**Short exercise**. Keep the wording of each record exactly the same when you repeat it, and leave out pictures.

Start Material shown

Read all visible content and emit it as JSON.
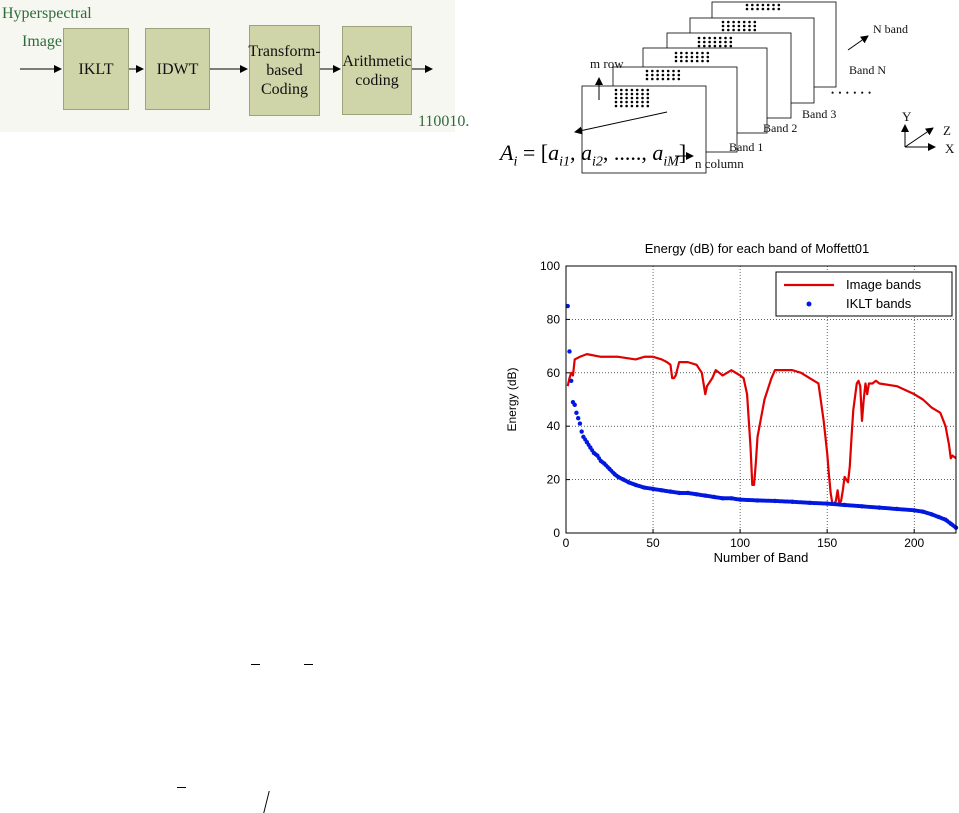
{
  "diagram": {
    "input_label_line1": "Hyperspectral",
    "input_label_line2": "Image",
    "blocks": [
      {
        "label": "IKLT"
      },
      {
        "label": "IDWT"
      },
      {
        "label": "Transform-\nbased\nCoding"
      },
      {
        "label": "Arithmetic\ncoding"
      }
    ],
    "output_label": "110010."
  },
  "band_figure": {
    "m_row": "m row",
    "n_column": "n column",
    "n_band": "N band",
    "band_1": "Band 1",
    "band_2": "Band 2",
    "band_3": "Band 3",
    "band_n": "Band N",
    "ellipsis": "• • • • • •",
    "axis_y": "Y",
    "axis_z": "Z",
    "axis_x": "X",
    "formula": "A_i = [a_i1, a_i2, ....., a_iM]"
  },
  "chart_data": {
    "type": "line",
    "title": "Energy (dB) for each band of Moffett01",
    "xlabel": "Number of Band",
    "ylabel": "Energy (dB)",
    "xlim": [
      0,
      224
    ],
    "ylim": [
      0,
      100
    ],
    "xticks": [
      0,
      50,
      100,
      150,
      200
    ],
    "yticks": [
      0,
      20,
      40,
      60,
      80,
      100
    ],
    "grid": true,
    "legend_position": "top-right",
    "colors": {
      "image": "#e00000",
      "iklt": "#0018e0"
    },
    "series": [
      {
        "name": "Image bands",
        "style": "line",
        "x": [
          1,
          2,
          3,
          4,
          5,
          8,
          12,
          20,
          30,
          40,
          45,
          50,
          55,
          58,
          60,
          61,
          62,
          63,
          65,
          70,
          75,
          78,
          80,
          81,
          82,
          84,
          86,
          88,
          90,
          95,
          100,
          102,
          104,
          105,
          106,
          107,
          108,
          109,
          110,
          112,
          114,
          116,
          118,
          120,
          125,
          130,
          135,
          140,
          145,
          148,
          150,
          151,
          152,
          153,
          154,
          155,
          156,
          157,
          158,
          159,
          160,
          161,
          162,
          163,
          164,
          165,
          166,
          167,
          168,
          169,
          170,
          171,
          172,
          173,
          174,
          176,
          178,
          180,
          190,
          200,
          205,
          210,
          215,
          218,
          220,
          221,
          222,
          224
        ],
        "y": [
          55,
          58,
          60,
          59,
          65,
          66,
          67,
          66,
          66,
          65,
          66,
          66,
          65,
          64,
          63,
          58,
          58,
          59,
          64,
          64,
          63,
          60,
          52,
          55,
          56,
          58,
          61,
          60,
          59,
          61,
          59,
          58,
          52,
          42,
          32,
          18,
          18,
          26,
          36,
          43,
          50,
          54,
          58,
          61,
          61,
          61,
          60,
          58,
          56,
          42,
          30,
          22,
          15,
          11,
          11,
          12,
          16,
          11,
          12,
          16,
          21,
          20,
          19,
          25,
          36,
          46,
          51,
          56,
          57,
          55,
          42,
          50,
          56,
          52,
          56,
          56,
          57,
          56,
          55,
          52,
          50,
          47,
          45,
          40,
          33,
          28,
          29,
          28
        ]
      },
      {
        "name": "IKLT bands",
        "style": "markers",
        "x": [
          1,
          2,
          3,
          4,
          5,
          6,
          7,
          8,
          9,
          10,
          12,
          14,
          16,
          18,
          20,
          22,
          25,
          28,
          30,
          33,
          36,
          40,
          45,
          50,
          55,
          60,
          65,
          70,
          75,
          80,
          85,
          90,
          95,
          100,
          110,
          120,
          130,
          140,
          150,
          160,
          170,
          180,
          190,
          200,
          205,
          210,
          214,
          218,
          221,
          224
        ],
        "y": [
          85,
          68,
          57,
          49,
          48,
          45,
          43,
          41,
          38,
          36,
          34,
          32,
          30,
          29,
          27,
          26,
          24,
          22,
          21,
          20,
          19,
          18,
          17,
          16.5,
          16,
          15.5,
          15,
          15,
          14.5,
          14,
          13.5,
          13,
          13,
          12.5,
          12.2,
          12,
          11.7,
          11.3,
          11,
          10.5,
          10,
          9.5,
          9,
          8.5,
          8,
          7,
          6,
          5,
          3.5,
          2
        ]
      }
    ]
  }
}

End Material shown

**Output below**.
Read all visible content and emit it as JSON.
{
  "diagram": {
    "input_label_line1": "Hyperspectral",
    "input_label_line2": "Image",
    "blocks": [
      {
        "label": "IKLT"
      },
      {
        "label": "IDWT"
      },
      {
        "label": "Transform-\nbased\nCoding"
      },
      {
        "label": "Arithmetic\ncoding"
      }
    ],
    "output_label": "110010."
  },
  "band_figure": {
    "m_row": "m row",
    "n_column": "n column",
    "n_band": "N band",
    "band_1": "Band 1",
    "band_2": "Band 2",
    "band_3": "Band 3",
    "band_n": "Band N",
    "ellipsis": "• • • • • •",
    "axis_y": "Y",
    "axis_z": "Z",
    "axis_x": "X",
    "formula": "A_i = [a_i1, a_i2, ....., a_iM]"
  },
  "chart_data": {
    "type": "line",
    "title": "Energy (dB) for each band of Moffett01",
    "xlabel": "Number of Band",
    "ylabel": "Energy (dB)",
    "xlim": [
      0,
      224
    ],
    "ylim": [
      0,
      100
    ],
    "xticks": [
      0,
      50,
      100,
      150,
      200
    ],
    "yticks": [
      0,
      20,
      40,
      60,
      80,
      100
    ],
    "grid": true,
    "legend_position": "top-right",
    "colors": {
      "image": "#e00000",
      "iklt": "#0018e0"
    },
    "series": [
      {
        "name": "Image bands",
        "style": "line",
        "x": [
          1,
          2,
          3,
          4,
          5,
          8,
          12,
          20,
          30,
          40,
          45,
          50,
          55,
          58,
          60,
          61,
          62,
          63,
          65,
          70,
          75,
          78,
          80,
          81,
          82,
          84,
          86,
          88,
          90,
          95,
          100,
          102,
          104,
          105,
          106,
          107,
          108,
          109,
          110,
          112,
          114,
          116,
          118,
          120,
          125,
          130,
          135,
          140,
          145,
          148,
          150,
          151,
          152,
          153,
          154,
          155,
          156,
          157,
          158,
          159,
          160,
          161,
          162,
          163,
          164,
          165,
          166,
          167,
          168,
          169,
          170,
          171,
          172,
          173,
          174,
          176,
          178,
          180,
          190,
          200,
          205,
          210,
          215,
          218,
          220,
          221,
          222,
          224
        ],
        "y": [
          55,
          58,
          60,
          59,
          65,
          66,
          67,
          66,
          66,
          65,
          66,
          66,
          65,
          64,
          63,
          58,
          58,
          59,
          64,
          64,
          63,
          60,
          52,
          55,
          56,
          58,
          61,
          60,
          59,
          61,
          59,
          58,
          52,
          42,
          32,
          18,
          18,
          26,
          36,
          43,
          50,
          54,
          58,
          61,
          61,
          61,
          60,
          58,
          56,
          42,
          30,
          22,
          15,
          11,
          11,
          12,
          16,
          11,
          12,
          16,
          21,
          20,
          19,
          25,
          36,
          46,
          51,
          56,
          57,
          55,
          42,
          50,
          56,
          52,
          56,
          56,
          57,
          56,
          55,
          52,
          50,
          47,
          45,
          40,
          33,
          28,
          29,
          28
        ]
      },
      {
        "name": "IKLT bands",
        "style": "markers",
        "x": [
          1,
          2,
          3,
          4,
          5,
          6,
          7,
          8,
          9,
          10,
          12,
          14,
          16,
          18,
          20,
          22,
          25,
          28,
          30,
          33,
          36,
          40,
          45,
          50,
          55,
          60,
          65,
          70,
          75,
          80,
          85,
          90,
          95,
          100,
          110,
          120,
          130,
          140,
          150,
          160,
          170,
          180,
          190,
          200,
          205,
          210,
          214,
          218,
          221,
          224
        ],
        "y": [
          85,
          68,
          57,
          49,
          48,
          45,
          43,
          41,
          38,
          36,
          34,
          32,
          30,
          29,
          27,
          26,
          24,
          22,
          21,
          20,
          19,
          18,
          17,
          16.5,
          16,
          15.5,
          15,
          15,
          14.5,
          14,
          13.5,
          13,
          13,
          12.5,
          12.2,
          12,
          11.7,
          11.3,
          11,
          10.5,
          10,
          9.5,
          9,
          8.5,
          8,
          7,
          6,
          5,
          3.5,
          2
        ]
      }
    ]
  }
}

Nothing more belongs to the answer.